→ Task description
Rewrite the listing below, replacing every "screenshot" with "image" and leaving everything else unchanged.

→ Data provided
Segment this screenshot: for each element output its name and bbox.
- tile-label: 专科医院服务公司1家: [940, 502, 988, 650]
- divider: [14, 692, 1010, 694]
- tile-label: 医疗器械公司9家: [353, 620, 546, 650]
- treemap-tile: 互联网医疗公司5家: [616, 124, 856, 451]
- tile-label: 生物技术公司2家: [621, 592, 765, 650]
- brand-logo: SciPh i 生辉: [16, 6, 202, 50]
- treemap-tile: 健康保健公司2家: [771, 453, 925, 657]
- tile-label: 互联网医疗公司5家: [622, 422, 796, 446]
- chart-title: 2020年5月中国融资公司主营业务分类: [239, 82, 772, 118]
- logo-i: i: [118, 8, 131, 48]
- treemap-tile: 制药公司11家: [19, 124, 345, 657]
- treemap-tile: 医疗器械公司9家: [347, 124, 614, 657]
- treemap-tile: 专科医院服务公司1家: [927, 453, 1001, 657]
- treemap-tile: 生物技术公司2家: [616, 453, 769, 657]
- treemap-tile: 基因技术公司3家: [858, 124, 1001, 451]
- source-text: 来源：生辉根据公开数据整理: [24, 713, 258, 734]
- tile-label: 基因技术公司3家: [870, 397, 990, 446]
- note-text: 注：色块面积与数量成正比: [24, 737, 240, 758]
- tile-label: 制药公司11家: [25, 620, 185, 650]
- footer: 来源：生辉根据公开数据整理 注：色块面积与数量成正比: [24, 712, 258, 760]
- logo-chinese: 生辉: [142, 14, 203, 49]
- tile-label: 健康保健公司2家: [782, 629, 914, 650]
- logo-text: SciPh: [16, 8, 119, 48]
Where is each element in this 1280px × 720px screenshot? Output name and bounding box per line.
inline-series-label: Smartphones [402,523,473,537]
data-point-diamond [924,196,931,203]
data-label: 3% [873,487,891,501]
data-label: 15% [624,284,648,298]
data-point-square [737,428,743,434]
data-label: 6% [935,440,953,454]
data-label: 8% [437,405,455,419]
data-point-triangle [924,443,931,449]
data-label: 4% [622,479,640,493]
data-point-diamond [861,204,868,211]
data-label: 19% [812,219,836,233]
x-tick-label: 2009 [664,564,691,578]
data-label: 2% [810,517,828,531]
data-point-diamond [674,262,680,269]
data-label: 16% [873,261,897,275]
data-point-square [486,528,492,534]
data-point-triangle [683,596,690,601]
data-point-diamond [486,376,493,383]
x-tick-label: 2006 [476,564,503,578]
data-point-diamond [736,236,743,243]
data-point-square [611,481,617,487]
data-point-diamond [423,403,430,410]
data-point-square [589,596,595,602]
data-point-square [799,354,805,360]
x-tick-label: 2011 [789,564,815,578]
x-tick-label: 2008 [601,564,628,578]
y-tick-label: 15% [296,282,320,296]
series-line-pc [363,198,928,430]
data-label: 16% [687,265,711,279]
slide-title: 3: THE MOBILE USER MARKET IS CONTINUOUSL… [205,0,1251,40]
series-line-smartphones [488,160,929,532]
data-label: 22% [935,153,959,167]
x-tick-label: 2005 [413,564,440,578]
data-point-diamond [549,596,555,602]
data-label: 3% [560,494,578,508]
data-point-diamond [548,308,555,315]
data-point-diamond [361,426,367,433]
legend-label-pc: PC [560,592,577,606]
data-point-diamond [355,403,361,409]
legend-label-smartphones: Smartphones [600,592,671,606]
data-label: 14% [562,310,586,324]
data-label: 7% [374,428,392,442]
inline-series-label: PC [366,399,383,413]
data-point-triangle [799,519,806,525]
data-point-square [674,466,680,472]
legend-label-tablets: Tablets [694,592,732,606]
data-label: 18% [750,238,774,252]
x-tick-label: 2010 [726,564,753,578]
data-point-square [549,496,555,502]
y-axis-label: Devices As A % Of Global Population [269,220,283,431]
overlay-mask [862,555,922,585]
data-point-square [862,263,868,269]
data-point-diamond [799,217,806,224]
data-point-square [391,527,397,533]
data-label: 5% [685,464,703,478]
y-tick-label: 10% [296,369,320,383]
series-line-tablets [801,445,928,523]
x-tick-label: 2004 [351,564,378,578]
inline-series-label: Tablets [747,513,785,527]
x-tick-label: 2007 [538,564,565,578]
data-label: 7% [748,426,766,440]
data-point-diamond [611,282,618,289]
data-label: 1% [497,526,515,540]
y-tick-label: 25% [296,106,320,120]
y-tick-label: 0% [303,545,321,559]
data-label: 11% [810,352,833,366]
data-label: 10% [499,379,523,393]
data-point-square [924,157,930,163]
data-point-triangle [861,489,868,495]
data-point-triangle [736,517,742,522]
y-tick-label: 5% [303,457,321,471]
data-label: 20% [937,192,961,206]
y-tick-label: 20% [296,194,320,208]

→ Answer to the task
Segment this image: for each element output its name and bbox.
- tile-label: 专科医院服务公司1家: [940, 502, 988, 650]
- divider: [14, 692, 1010, 694]
- tile-label: 医疗器械公司9家: [353, 620, 546, 650]
- treemap-tile: 互联网医疗公司5家: [616, 124, 856, 451]
- tile-label: 生物技术公司2家: [621, 592, 765, 650]
- brand-logo: SciPh i 生辉: [16, 6, 202, 50]
- treemap-tile: 健康保健公司2家: [771, 453, 925, 657]
- tile-label: 互联网医疗公司5家: [622, 422, 796, 446]
- chart-title: 2020年5月中国融资公司主营业务分类: [239, 82, 772, 118]
- logo-i: i: [118, 8, 131, 48]
- treemap-tile: 制药公司11家: [19, 124, 345, 657]
- treemap-tile: 医疗器械公司9家: [347, 124, 614, 657]
- treemap-tile: 专科医院服务公司1家: [927, 453, 1001, 657]
- treemap-tile: 生物技术公司2家: [616, 453, 769, 657]
- treemap-tile: 基因技术公司3家: [858, 124, 1001, 451]
- source-text: 来源：生辉根据公开数据整理: [24, 713, 258, 734]
- tile-label: 基因技术公司3家: [870, 397, 990, 446]
- note-text: 注：色块面积与数量成正比: [24, 737, 240, 758]
- tile-label: 制药公司11家: [25, 620, 185, 650]
- footer: 来源：生辉根据公开数据整理 注：色块面积与数量成正比: [24, 712, 258, 760]
- logo-chinese: 生辉: [142, 14, 203, 49]
- tile-label: 健康保健公司2家: [782, 629, 914, 650]
- logo-text: SciPh: [16, 8, 119, 48]
Where is each element in this 1280px × 720px image? Output name and bounding box per line.
inline-series-label: Smartphones [402,523,473,537]
data-point-diamond [924,196,931,203]
data-label: 3% [873,487,891,501]
data-label: 15% [624,284,648,298]
data-point-square [737,428,743,434]
data-label: 6% [935,440,953,454]
data-label: 8% [437,405,455,419]
data-point-triangle [924,443,931,449]
data-label: 4% [622,479,640,493]
data-point-diamond [861,204,868,211]
data-label: 19% [812,219,836,233]
x-tick-label: 2009 [664,564,691,578]
data-label: 2% [810,517,828,531]
data-point-diamond [674,262,680,269]
data-label: 16% [873,261,897,275]
data-point-square [486,528,492,534]
data-point-triangle [683,596,690,601]
data-point-diamond [486,376,493,383]
x-tick-label: 2006 [476,564,503,578]
data-point-diamond [736,236,743,243]
data-point-square [611,481,617,487]
data-point-diamond [423,403,430,410]
data-point-square [589,596,595,602]
data-point-square [799,354,805,360]
x-tick-label: 2011 [789,564,815,578]
x-tick-label: 2008 [601,564,628,578]
y-tick-label: 15% [296,282,320,296]
series-line-pc [363,198,928,430]
data-label: 16% [687,265,711,279]
slide-title: 3: THE MOBILE USER MARKET IS CONTINUOUSL… [205,0,1251,40]
series-line-smartphones [488,160,929,532]
data-label: 22% [935,153,959,167]
x-tick-label: 2005 [413,564,440,578]
data-point-diamond [549,596,555,602]
data-label: 3% [560,494,578,508]
data-point-diamond [548,308,555,315]
data-point-diamond [361,426,367,433]
legend-label-pc: PC [560,592,577,606]
data-point-diamond [355,403,361,409]
legend-label-smartphones: Smartphones [600,592,671,606]
data-label: 14% [562,310,586,324]
data-label: 7% [374,428,392,442]
inline-series-label: PC [366,399,383,413]
data-point-triangle [799,519,806,525]
data-point-square [674,466,680,472]
legend-label-tablets: Tablets [694,592,732,606]
data-label: 18% [750,238,774,252]
x-tick-label: 2010 [726,564,753,578]
data-point-square [549,496,555,502]
y-axis-label: Devices As A % Of Global Population [269,220,283,431]
overlay-mask [862,555,922,585]
data-point-square [862,263,868,269]
data-point-diamond [799,217,806,224]
data-point-square [391,527,397,533]
data-label: 5% [685,464,703,478]
y-tick-label: 10% [296,369,320,383]
series-line-tablets [801,445,928,523]
x-tick-label: 2004 [351,564,378,578]
inline-series-label: Tablets [747,513,785,527]
x-tick-label: 2007 [538,564,565,578]
data-label: 7% [748,426,766,440]
data-point-diamond [611,282,618,289]
data-label: 1% [497,526,515,540]
y-tick-label: 25% [296,106,320,120]
y-tick-label: 0% [303,545,321,559]
data-label: 11% [810,352,833,366]
data-label: 10% [499,379,523,393]
data-point-square [924,157,930,163]
data-point-triangle [861,489,868,495]
data-point-triangle [736,517,742,522]
y-tick-label: 5% [303,457,321,471]
data-label: 20% [937,192,961,206]
y-tick-label: 20% [296,194,320,208]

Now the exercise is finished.